(Dataset listings of figures)
——

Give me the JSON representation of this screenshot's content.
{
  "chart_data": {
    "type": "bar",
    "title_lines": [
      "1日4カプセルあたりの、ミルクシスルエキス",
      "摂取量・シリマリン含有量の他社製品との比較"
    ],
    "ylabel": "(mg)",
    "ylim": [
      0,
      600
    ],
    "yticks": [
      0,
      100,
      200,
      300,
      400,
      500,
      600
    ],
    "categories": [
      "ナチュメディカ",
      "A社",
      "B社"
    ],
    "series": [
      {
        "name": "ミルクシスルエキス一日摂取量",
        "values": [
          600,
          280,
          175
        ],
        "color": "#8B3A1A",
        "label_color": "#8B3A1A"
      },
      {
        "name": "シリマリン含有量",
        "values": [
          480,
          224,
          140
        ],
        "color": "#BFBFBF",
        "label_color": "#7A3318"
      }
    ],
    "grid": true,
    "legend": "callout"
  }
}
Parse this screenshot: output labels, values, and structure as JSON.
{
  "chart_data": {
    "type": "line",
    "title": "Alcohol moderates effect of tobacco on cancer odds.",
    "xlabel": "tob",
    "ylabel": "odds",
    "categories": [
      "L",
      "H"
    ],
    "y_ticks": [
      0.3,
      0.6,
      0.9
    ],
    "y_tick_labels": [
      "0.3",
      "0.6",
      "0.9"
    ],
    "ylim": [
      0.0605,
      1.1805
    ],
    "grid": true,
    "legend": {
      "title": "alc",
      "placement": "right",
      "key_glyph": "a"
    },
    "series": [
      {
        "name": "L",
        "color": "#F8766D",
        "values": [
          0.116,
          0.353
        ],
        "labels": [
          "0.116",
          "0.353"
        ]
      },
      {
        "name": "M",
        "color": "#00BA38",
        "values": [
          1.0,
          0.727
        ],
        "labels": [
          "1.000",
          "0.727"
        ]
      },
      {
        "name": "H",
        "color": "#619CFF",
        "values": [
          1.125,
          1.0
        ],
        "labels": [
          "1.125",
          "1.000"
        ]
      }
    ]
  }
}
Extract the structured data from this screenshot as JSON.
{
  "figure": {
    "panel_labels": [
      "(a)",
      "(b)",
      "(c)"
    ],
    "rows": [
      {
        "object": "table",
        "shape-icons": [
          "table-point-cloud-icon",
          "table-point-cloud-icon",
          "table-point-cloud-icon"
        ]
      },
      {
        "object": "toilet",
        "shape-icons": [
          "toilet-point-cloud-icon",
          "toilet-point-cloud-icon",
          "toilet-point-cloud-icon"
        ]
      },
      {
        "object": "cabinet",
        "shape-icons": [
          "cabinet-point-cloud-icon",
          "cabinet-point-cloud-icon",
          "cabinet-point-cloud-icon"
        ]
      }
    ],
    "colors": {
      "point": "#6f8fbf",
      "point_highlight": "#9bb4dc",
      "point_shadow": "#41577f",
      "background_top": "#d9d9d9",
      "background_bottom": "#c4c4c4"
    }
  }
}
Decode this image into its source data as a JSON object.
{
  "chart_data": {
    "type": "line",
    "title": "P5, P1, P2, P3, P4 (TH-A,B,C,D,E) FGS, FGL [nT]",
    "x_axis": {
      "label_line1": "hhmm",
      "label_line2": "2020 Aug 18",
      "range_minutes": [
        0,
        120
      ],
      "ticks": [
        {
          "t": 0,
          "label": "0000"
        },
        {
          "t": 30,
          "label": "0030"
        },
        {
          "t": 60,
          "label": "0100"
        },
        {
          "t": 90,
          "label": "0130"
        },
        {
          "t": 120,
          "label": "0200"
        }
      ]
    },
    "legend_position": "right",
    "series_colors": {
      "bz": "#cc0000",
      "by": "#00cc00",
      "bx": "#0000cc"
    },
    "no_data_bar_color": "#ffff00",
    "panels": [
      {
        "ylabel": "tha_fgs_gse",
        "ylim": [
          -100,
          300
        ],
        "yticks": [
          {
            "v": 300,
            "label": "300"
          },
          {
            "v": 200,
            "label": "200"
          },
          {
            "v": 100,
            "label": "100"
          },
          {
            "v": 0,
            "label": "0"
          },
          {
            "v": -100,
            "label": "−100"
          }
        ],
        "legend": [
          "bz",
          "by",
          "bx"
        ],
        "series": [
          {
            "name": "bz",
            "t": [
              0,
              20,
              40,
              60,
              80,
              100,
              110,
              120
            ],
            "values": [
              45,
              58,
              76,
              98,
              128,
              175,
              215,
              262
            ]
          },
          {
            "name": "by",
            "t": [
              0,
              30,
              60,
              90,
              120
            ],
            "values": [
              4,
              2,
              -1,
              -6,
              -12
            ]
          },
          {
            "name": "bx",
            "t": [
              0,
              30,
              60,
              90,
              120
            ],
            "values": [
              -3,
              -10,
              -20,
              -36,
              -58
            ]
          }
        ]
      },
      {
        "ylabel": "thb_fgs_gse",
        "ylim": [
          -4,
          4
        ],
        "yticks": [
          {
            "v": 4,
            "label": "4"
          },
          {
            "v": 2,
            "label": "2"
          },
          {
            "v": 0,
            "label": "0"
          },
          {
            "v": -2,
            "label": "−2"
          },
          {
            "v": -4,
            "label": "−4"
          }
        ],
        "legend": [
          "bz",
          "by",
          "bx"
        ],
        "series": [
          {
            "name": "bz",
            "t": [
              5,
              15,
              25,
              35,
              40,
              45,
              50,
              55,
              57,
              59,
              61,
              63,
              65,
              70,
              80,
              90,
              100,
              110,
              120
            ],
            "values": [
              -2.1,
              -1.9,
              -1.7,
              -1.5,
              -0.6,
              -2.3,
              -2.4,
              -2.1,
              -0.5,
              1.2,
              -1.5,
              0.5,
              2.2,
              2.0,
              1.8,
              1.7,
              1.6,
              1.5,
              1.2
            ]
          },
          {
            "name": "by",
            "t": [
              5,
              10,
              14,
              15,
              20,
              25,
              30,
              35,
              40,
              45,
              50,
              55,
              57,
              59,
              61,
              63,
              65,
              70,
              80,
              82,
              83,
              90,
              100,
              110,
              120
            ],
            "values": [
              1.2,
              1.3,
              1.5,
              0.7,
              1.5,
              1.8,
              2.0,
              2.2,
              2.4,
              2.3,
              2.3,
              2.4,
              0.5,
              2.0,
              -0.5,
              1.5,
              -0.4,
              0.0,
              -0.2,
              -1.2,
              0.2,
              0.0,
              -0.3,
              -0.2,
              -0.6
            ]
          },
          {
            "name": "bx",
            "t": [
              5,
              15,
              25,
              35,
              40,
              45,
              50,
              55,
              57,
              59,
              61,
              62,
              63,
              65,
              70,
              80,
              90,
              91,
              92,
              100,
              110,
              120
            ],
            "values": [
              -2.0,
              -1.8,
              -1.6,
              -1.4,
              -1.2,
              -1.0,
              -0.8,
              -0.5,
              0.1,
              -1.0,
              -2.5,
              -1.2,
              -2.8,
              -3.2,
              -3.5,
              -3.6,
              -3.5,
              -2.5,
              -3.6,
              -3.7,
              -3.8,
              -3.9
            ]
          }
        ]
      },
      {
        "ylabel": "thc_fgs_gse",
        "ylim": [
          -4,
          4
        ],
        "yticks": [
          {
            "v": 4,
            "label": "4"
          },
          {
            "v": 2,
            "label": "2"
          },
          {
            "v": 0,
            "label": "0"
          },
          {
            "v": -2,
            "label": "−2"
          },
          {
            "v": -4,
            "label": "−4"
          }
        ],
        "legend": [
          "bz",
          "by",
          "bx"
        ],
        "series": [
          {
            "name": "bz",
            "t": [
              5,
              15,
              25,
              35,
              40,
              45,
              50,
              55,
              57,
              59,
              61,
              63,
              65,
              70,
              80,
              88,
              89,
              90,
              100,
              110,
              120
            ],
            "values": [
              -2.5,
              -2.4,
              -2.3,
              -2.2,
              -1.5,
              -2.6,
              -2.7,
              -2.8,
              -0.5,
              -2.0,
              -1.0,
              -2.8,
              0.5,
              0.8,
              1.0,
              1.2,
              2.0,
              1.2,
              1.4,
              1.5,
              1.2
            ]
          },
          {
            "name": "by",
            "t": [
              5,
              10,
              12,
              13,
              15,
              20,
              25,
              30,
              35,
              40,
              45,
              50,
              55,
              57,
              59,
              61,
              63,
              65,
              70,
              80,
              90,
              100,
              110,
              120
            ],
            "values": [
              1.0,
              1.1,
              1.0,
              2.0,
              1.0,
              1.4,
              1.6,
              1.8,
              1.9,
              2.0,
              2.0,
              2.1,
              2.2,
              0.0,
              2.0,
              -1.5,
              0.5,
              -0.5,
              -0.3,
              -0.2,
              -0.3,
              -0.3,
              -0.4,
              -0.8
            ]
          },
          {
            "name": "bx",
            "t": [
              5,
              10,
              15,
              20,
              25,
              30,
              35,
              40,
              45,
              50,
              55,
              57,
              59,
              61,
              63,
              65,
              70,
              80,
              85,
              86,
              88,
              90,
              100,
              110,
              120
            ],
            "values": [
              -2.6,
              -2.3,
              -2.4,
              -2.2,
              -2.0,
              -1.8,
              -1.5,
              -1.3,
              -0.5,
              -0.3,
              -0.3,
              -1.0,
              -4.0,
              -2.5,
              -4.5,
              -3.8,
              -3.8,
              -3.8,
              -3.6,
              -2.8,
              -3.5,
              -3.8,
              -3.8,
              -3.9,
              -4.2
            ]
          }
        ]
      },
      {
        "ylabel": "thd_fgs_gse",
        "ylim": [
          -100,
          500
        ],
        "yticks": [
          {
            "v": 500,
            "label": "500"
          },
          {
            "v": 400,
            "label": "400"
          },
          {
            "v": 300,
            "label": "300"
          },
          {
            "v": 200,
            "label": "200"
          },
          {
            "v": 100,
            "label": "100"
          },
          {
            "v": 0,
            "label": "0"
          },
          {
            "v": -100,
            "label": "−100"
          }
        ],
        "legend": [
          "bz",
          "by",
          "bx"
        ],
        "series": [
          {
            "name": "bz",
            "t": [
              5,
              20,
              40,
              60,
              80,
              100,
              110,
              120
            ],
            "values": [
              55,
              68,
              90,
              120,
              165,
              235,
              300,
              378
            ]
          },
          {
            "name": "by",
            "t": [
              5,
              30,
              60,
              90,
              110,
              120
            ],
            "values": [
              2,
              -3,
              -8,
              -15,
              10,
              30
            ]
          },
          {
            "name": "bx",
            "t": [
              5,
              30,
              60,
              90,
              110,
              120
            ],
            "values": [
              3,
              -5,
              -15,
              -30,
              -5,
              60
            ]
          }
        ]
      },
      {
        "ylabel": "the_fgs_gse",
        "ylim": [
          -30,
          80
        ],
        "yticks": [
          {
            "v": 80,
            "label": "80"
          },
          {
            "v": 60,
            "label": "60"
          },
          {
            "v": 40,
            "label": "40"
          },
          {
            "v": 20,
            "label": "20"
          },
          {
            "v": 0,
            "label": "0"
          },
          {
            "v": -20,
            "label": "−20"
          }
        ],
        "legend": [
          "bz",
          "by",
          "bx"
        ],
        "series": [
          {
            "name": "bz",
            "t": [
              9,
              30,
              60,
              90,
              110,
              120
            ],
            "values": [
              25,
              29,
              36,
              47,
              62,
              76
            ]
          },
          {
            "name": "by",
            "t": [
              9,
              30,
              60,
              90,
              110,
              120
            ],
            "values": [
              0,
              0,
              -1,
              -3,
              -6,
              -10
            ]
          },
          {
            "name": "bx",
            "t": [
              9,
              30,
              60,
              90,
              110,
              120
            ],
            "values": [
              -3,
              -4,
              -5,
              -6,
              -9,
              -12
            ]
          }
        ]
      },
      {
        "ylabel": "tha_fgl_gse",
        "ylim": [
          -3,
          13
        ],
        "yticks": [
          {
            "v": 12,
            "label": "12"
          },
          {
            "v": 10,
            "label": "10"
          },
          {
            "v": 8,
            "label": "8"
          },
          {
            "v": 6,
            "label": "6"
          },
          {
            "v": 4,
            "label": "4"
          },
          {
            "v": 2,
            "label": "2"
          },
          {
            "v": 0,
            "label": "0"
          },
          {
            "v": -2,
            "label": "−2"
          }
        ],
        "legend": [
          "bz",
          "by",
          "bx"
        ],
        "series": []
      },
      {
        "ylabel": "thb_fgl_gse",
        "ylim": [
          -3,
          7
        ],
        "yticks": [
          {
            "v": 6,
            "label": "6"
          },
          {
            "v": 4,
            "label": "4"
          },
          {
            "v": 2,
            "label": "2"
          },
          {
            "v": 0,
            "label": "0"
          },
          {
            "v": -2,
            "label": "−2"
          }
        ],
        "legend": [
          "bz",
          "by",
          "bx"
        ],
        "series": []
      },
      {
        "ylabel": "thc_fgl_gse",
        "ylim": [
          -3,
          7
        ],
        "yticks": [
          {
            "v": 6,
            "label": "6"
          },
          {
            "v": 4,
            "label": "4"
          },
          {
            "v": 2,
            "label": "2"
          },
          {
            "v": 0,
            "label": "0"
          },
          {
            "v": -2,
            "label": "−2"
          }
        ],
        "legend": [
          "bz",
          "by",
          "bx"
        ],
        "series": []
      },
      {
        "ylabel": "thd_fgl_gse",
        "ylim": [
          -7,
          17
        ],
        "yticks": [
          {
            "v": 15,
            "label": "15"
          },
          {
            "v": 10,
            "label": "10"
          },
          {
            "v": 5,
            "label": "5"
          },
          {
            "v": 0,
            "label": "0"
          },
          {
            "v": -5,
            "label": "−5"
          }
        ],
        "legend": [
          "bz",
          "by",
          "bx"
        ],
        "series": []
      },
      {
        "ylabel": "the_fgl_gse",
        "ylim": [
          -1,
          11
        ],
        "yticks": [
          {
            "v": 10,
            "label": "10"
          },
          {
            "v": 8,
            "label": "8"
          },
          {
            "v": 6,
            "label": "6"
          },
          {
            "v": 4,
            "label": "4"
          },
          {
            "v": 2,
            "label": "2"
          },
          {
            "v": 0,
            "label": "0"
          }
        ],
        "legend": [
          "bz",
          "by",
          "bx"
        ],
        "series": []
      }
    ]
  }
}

——

### PROBLEM
Identify the lines above that contain the word "ylabel", then copy them.

### OUTPUT OF THE EXERCISE
    "ylabel": "(mg)",
    "ylabel": "odds",
        "ylabel": "tha_fgs_gse",
        "ylabel": "thb_fgs_gse",
        "ylabel": "thc_fgs_gse",
        "ylabel": "thd_fgs_gse",
        "ylabel": "the_fgs_gse",
        "ylabel": "tha_fgl_gse",
        "ylabel": "thb_fgl_gse",
        "ylabel": "thc_fgl_gse",
        "ylabel": "thd_fgl_gse",
        "ylabel": "the_fgl_gse",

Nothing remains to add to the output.